OBJECTIVE: Which lines include the word "java"? Copy each of them.

AVAILABLE DATA:
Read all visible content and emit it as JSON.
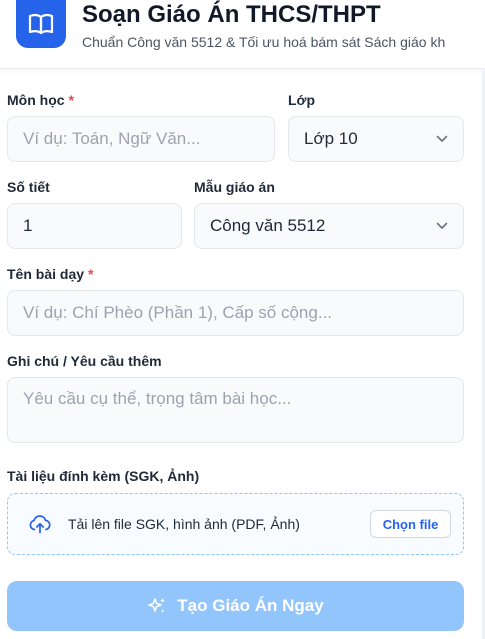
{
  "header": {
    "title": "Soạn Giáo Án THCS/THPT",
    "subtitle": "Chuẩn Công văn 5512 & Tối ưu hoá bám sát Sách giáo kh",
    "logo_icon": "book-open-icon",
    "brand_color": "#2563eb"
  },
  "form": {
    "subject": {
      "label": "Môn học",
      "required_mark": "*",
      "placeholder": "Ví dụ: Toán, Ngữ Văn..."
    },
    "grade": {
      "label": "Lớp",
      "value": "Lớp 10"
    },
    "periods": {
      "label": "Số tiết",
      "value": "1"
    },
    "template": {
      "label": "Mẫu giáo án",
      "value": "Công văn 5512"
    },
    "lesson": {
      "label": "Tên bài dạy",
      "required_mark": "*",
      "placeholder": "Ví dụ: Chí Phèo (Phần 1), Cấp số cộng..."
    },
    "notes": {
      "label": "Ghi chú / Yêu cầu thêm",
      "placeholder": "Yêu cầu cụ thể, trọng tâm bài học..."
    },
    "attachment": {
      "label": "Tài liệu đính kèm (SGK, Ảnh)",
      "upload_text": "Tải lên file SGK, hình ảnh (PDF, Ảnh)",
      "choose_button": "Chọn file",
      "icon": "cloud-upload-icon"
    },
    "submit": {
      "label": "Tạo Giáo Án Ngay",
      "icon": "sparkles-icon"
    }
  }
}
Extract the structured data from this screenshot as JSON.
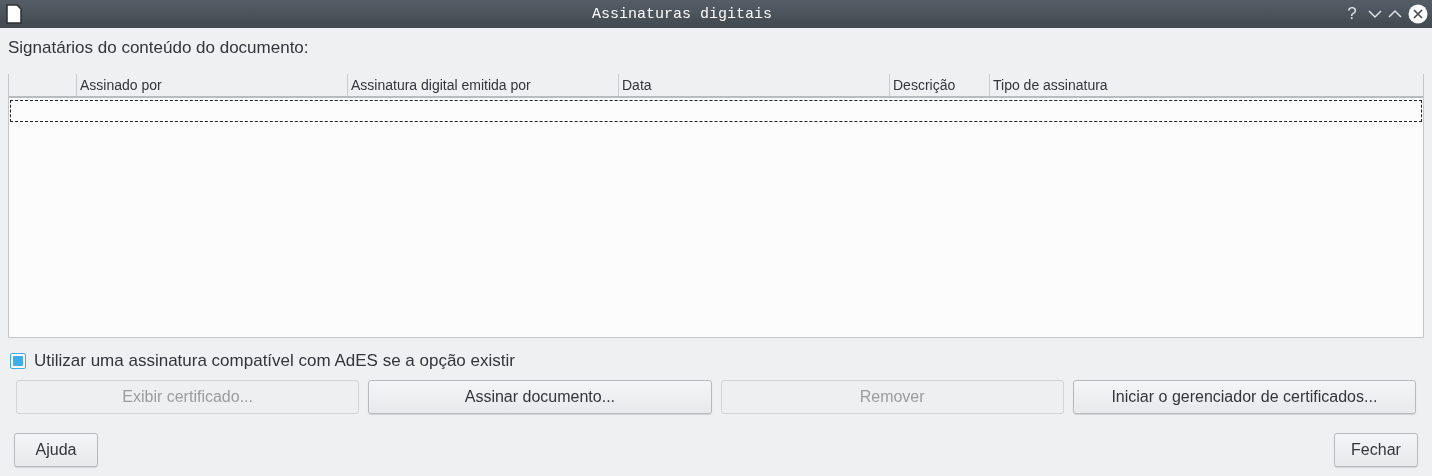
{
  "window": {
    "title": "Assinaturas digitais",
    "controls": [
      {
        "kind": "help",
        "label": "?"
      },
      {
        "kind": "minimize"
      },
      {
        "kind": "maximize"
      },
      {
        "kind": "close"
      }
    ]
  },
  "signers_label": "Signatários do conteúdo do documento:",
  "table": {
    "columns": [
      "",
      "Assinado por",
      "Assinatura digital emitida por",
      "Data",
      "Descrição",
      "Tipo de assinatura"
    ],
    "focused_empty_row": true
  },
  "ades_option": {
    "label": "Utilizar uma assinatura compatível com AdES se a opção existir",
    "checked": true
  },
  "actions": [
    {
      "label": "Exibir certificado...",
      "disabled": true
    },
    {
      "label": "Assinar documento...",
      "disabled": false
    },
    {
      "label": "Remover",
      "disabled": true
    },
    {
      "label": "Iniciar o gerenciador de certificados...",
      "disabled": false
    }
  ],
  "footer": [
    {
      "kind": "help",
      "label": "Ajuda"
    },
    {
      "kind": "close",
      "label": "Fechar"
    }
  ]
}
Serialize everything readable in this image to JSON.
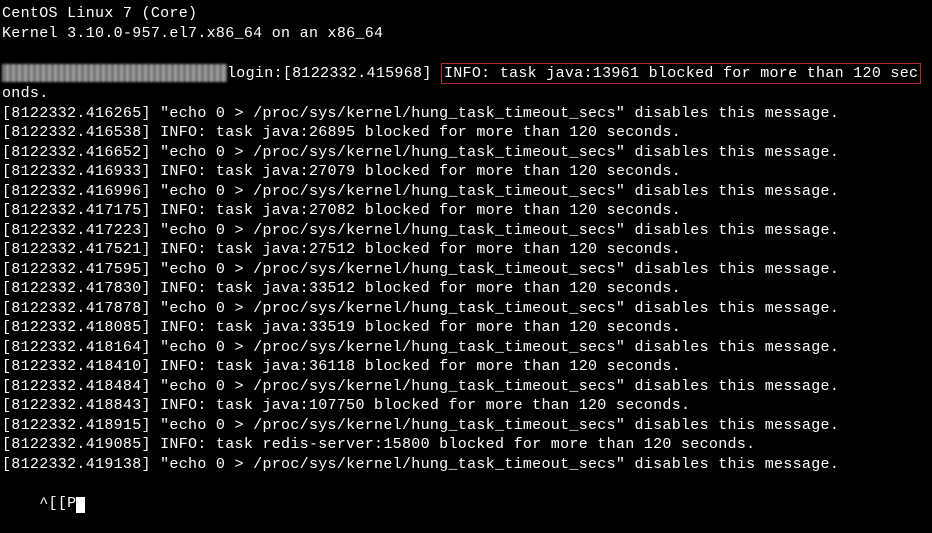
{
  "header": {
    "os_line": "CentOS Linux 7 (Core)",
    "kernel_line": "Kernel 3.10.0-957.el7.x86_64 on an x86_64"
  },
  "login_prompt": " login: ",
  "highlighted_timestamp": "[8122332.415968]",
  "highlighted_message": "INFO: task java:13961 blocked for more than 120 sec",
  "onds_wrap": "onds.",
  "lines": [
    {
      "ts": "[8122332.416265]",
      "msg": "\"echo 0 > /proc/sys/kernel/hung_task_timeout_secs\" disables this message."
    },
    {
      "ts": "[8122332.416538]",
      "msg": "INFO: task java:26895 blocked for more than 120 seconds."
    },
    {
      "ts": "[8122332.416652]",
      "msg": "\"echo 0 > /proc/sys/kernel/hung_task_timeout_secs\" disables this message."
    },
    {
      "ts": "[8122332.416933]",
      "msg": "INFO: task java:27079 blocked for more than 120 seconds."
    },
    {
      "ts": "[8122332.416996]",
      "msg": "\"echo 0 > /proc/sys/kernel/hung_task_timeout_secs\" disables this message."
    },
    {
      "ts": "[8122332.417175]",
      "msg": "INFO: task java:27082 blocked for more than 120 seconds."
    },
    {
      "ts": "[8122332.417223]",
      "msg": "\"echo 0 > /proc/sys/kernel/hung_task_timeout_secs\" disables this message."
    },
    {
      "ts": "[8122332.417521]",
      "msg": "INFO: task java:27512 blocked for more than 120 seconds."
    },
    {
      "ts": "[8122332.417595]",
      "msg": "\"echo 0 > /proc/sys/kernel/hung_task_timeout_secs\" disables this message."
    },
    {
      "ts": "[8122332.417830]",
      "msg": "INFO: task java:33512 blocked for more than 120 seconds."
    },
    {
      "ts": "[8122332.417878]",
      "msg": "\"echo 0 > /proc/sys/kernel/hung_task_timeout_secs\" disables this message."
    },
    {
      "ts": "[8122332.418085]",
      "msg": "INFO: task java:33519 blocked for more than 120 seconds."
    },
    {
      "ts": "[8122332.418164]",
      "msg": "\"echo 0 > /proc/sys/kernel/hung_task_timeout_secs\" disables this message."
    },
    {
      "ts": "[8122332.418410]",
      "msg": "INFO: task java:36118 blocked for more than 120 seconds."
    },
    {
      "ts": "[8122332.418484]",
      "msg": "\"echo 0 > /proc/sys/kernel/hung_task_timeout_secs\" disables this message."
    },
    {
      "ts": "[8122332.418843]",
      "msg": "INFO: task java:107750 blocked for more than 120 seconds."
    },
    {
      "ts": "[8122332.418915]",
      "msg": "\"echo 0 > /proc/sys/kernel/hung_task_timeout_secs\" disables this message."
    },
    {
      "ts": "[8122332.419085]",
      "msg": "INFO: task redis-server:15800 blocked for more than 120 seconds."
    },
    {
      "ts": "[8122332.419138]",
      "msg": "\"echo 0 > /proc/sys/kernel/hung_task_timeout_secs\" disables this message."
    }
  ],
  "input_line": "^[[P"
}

---

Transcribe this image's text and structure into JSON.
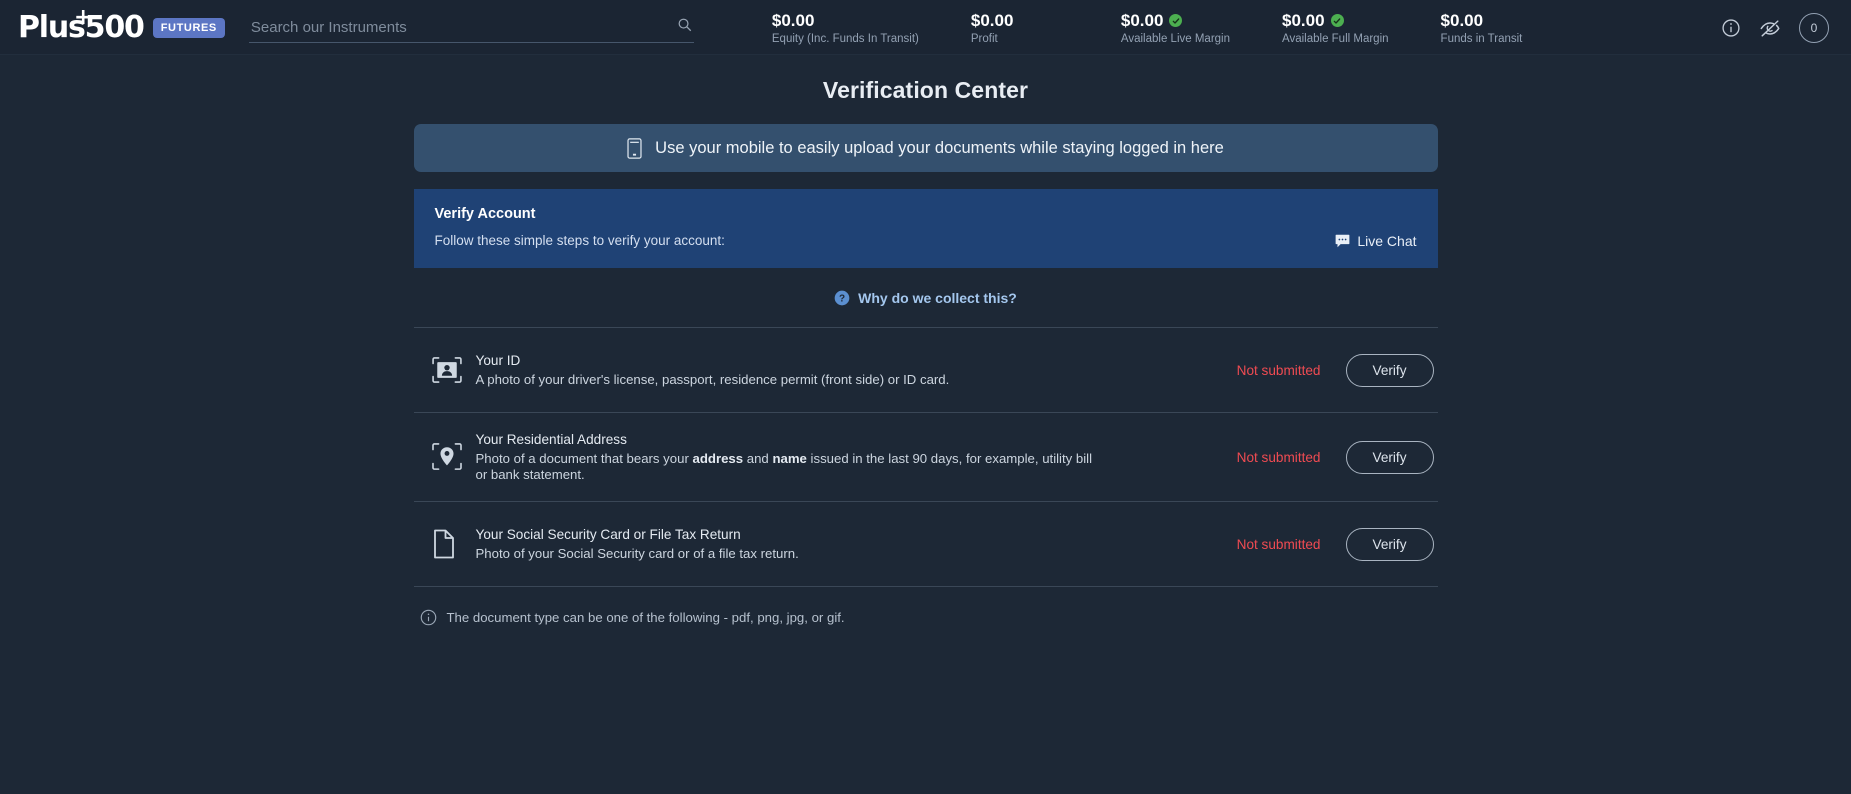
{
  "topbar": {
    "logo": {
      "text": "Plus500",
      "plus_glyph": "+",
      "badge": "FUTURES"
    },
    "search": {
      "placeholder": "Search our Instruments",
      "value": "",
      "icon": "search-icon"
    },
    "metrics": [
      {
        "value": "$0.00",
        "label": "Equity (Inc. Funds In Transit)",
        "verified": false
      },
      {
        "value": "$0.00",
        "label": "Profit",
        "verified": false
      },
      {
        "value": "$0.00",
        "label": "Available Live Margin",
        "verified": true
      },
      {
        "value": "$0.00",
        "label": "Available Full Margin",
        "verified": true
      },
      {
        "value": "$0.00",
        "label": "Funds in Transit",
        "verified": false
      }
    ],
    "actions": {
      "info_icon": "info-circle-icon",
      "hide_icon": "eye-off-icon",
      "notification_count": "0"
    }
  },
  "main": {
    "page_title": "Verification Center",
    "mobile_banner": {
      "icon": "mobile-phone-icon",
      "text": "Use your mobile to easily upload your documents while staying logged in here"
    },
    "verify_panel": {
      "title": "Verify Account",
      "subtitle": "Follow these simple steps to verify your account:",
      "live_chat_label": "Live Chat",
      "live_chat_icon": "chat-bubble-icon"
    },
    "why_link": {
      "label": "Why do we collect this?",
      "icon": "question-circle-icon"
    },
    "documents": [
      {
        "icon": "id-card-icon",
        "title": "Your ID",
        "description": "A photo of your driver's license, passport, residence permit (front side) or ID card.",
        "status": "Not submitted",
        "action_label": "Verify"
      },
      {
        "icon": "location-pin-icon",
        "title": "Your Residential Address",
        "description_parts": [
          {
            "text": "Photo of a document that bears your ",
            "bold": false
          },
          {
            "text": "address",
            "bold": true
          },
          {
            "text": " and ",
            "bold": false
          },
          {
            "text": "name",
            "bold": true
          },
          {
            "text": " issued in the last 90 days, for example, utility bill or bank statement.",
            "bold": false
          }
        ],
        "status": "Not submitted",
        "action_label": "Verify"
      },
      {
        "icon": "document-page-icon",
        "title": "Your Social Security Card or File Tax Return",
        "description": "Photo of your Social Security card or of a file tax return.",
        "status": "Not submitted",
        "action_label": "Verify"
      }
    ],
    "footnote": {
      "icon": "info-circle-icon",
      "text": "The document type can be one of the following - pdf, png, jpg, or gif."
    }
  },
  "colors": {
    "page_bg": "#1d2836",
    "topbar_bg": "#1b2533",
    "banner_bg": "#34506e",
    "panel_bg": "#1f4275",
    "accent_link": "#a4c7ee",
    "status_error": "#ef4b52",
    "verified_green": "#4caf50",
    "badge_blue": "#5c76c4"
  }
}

==

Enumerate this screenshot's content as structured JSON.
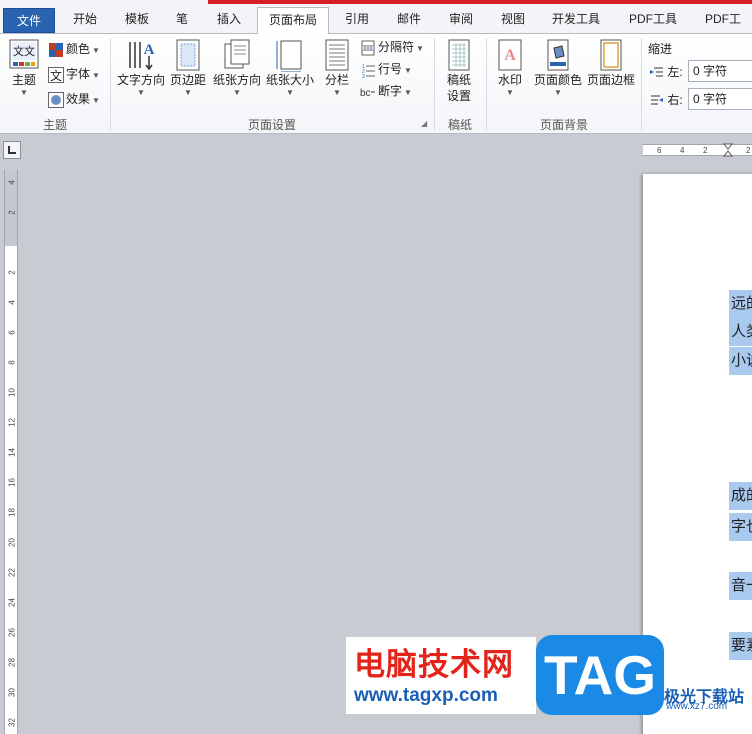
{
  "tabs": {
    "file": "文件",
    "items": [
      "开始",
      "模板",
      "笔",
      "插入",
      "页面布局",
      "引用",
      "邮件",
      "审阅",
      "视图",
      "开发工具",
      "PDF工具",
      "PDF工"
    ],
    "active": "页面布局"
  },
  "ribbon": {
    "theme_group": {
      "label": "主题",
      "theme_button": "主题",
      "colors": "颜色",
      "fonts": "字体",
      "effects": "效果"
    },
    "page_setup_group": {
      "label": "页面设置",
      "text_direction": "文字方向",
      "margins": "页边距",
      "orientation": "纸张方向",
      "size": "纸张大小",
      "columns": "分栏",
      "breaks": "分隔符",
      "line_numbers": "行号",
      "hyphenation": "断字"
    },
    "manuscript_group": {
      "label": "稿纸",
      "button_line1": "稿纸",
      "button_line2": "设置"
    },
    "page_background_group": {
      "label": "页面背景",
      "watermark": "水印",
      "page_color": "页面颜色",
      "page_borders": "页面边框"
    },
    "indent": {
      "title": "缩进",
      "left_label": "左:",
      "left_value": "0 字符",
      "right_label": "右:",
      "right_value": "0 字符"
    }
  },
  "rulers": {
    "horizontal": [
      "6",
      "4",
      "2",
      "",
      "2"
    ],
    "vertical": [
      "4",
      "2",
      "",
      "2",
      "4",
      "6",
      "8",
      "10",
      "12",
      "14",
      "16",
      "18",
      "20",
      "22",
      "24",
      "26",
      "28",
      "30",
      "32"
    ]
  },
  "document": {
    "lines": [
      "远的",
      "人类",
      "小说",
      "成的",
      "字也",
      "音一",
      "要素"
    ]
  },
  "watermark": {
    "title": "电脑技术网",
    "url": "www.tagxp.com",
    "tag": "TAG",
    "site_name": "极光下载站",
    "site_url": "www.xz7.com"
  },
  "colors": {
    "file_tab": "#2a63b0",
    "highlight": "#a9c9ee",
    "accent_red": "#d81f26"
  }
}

ANSWER FOR THIS EXERCISE:
  "highlighted_message": "INFO: task java:13961 blocked for more than 120 sec",
      "msg": "INFO: task java:26895 blocked for more than 120 seconds."
      "msg": "INFO: task java:27079 blocked for more than 120 seconds."
      "msg": "INFO: task java:27082 blocked for more than 120 seconds."
      "msg": "INFO: task java:27512 blocked for more than 120 seconds."
      "msg": "INFO: task java:33512 blocked for more than 120 seconds."
      "msg": "INFO: task java:33519 blocked for more than 120 seconds."
      "msg": "INFO: task java:36118 blocked for more than 120 seconds."
      "msg": "INFO: task java:107750 blocked for more than 120 seconds."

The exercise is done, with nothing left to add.